To do:
Please edit the records from the line containing "section-heading-next-steps: 四、下步工作安排 xyxy=(182,924,383,954)" through the line containing "Identify all the" by replacing "page-footer" with "footer" and leaving everything else unchanged. Return only those lines.

Data lines:
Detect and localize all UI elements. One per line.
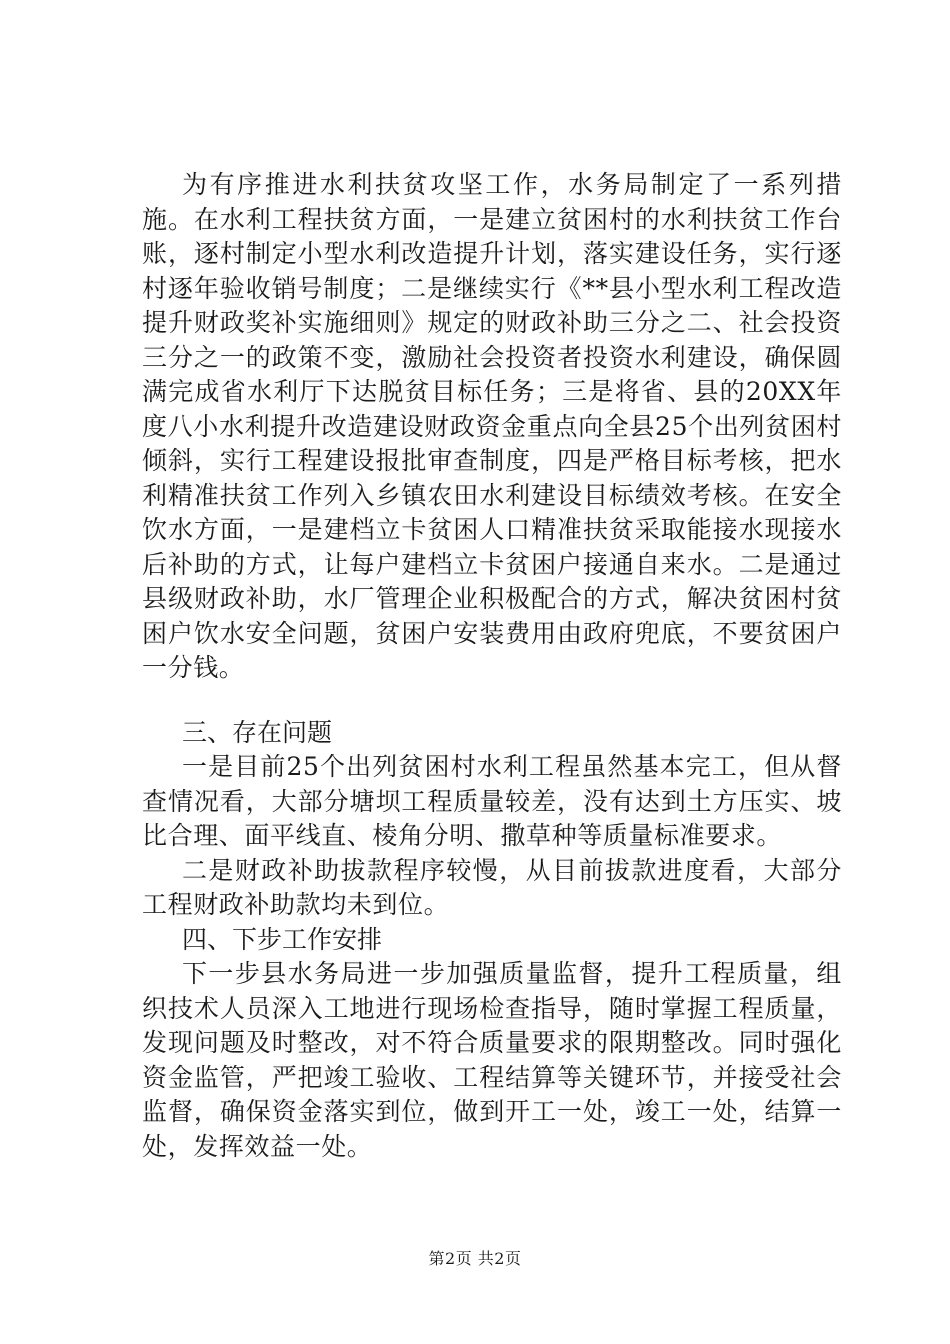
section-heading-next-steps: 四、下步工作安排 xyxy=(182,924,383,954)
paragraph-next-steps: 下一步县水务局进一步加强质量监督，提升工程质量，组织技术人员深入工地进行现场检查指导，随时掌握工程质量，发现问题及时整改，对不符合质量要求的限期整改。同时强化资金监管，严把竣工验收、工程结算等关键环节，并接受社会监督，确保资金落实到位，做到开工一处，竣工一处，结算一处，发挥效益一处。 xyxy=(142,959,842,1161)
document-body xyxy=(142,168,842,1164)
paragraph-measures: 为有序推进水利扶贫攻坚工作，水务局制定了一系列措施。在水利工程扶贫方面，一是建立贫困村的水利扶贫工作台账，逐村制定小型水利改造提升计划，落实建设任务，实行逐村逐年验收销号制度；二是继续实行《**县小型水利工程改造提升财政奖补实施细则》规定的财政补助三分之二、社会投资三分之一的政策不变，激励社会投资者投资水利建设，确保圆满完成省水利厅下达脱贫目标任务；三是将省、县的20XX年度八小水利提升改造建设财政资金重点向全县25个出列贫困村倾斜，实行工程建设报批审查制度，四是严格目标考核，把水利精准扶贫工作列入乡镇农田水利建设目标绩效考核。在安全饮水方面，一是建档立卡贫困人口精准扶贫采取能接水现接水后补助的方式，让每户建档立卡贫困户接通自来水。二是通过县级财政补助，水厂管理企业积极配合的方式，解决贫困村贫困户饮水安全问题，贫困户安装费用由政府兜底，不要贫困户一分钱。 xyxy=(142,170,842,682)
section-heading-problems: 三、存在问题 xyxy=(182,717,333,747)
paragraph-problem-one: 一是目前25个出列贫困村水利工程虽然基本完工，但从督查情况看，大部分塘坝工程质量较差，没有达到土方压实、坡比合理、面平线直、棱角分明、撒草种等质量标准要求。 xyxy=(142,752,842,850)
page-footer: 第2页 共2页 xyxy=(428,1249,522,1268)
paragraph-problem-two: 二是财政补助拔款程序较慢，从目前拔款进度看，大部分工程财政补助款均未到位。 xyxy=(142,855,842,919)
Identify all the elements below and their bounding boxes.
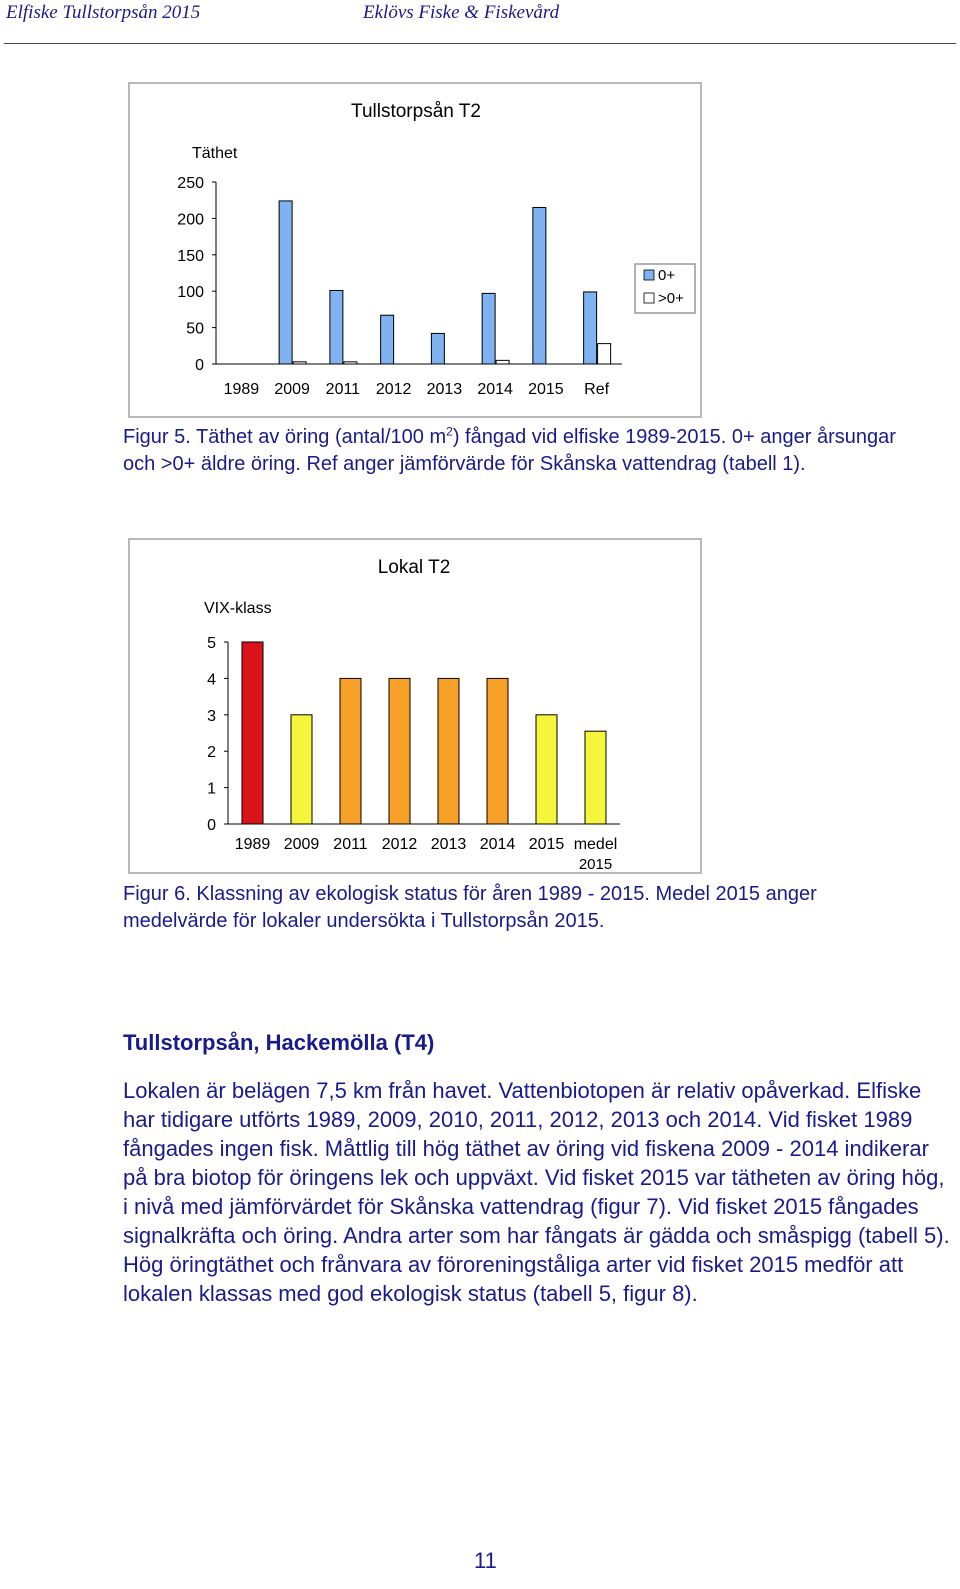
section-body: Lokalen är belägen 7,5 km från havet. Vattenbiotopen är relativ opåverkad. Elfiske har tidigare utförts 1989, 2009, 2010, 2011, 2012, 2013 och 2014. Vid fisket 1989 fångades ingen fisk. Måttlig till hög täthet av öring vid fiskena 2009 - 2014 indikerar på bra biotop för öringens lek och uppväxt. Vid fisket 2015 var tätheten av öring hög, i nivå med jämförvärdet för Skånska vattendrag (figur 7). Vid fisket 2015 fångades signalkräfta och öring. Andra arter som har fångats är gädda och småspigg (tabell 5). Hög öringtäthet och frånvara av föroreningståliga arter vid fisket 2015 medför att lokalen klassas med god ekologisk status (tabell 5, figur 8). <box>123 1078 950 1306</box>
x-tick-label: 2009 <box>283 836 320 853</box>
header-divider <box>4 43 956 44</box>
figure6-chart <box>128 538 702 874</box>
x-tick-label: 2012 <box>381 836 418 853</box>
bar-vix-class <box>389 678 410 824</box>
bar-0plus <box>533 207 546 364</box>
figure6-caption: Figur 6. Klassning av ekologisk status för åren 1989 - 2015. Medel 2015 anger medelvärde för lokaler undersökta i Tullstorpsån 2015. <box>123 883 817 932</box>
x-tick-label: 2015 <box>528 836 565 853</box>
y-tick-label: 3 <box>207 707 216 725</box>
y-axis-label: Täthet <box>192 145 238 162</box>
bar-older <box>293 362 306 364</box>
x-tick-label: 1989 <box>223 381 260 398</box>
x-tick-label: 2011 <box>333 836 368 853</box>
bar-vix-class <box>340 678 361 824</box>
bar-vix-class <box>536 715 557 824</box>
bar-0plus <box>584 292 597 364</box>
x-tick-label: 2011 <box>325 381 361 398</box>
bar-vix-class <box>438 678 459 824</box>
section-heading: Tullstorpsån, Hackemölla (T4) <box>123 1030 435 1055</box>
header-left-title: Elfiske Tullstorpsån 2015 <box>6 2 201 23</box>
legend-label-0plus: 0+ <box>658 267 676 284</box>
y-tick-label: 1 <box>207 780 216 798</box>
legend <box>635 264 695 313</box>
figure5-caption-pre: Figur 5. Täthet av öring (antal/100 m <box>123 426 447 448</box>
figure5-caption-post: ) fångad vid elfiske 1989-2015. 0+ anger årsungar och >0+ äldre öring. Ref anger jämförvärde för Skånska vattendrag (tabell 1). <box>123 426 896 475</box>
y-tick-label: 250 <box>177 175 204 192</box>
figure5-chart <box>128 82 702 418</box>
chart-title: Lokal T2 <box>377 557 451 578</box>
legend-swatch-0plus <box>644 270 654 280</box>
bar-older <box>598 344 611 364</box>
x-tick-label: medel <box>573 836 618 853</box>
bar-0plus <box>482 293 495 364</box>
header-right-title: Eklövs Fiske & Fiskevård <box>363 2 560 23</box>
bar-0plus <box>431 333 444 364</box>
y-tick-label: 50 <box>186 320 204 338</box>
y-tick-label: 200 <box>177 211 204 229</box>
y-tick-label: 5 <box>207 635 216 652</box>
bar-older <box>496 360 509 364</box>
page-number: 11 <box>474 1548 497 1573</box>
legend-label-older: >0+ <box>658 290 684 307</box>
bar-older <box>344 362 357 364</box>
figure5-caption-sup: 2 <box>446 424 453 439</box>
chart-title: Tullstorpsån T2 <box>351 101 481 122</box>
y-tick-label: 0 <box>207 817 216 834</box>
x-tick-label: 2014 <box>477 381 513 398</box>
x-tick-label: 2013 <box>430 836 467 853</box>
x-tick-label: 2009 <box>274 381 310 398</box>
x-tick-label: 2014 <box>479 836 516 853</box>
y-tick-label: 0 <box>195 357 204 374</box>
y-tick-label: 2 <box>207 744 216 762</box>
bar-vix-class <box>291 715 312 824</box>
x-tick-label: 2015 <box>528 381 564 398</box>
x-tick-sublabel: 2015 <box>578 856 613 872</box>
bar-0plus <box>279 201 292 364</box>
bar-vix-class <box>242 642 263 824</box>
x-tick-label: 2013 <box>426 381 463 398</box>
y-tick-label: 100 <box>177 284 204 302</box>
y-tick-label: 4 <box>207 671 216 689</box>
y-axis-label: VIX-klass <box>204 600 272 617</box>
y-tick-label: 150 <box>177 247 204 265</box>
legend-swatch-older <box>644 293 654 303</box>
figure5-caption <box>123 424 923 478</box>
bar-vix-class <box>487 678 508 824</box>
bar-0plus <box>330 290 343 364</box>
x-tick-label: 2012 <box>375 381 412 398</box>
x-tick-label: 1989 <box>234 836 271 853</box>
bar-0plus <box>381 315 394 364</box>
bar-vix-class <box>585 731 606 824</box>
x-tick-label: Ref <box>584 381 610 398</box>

Right answer:
section-heading-next-steps: 四、下步工作安排 xyxy=(182,924,383,954)
paragraph-next-steps: 下一步县水务局进一步加强质量监督，提升工程质量，组织技术人员深入工地进行现场检查指导，随时掌握工程质量，发现问题及时整改，对不符合质量要求的限期整改。同时强化资金监管，严把竣工验收、工程结算等关键环节，并接受社会监督，确保资金落实到位，做到开工一处，竣工一处，结算一处，发挥效益一处。 xyxy=(142,959,842,1161)
document-body xyxy=(142,168,842,1164)
paragraph-measures: 为有序推进水利扶贫攻坚工作，水务局制定了一系列措施。在水利工程扶贫方面，一是建立贫困村的水利扶贫工作台账，逐村制定小型水利改造提升计划，落实建设任务，实行逐村逐年验收销号制度；二是继续实行《**县小型水利工程改造提升财政奖补实施细则》规定的财政补助三分之二、社会投资三分之一的政策不变，激励社会投资者投资水利建设，确保圆满完成省水利厅下达脱贫目标任务；三是将省、县的20XX年度八小水利提升改造建设财政资金重点向全县25个出列贫困村倾斜，实行工程建设报批审查制度，四是严格目标考核，把水利精准扶贫工作列入乡镇农田水利建设目标绩效考核。在安全饮水方面，一是建档立卡贫困人口精准扶贫采取能接水现接水后补助的方式，让每户建档立卡贫困户接通自来水。二是通过县级财政补助，水厂管理企业积极配合的方式，解决贫困村贫困户饮水安全问题，贫困户安装费用由政府兜底，不要贫困户一分钱。 xyxy=(142,170,842,682)
section-heading-problems: 三、存在问题 xyxy=(182,717,333,747)
paragraph-problem-one: 一是目前25个出列贫困村水利工程虽然基本完工，但从督查情况看，大部分塘坝工程质量较差，没有达到土方压实、坡比合理、面平线直、棱角分明、撒草种等质量标准要求。 xyxy=(142,752,842,850)
footer: 第2页 共2页 xyxy=(428,1249,522,1268)
paragraph-problem-two: 二是财政补助拔款程序较慢，从目前拔款进度看，大部分工程财政补助款均未到位。 xyxy=(142,855,842,919)
Identify all the elements below and their bounding boxes.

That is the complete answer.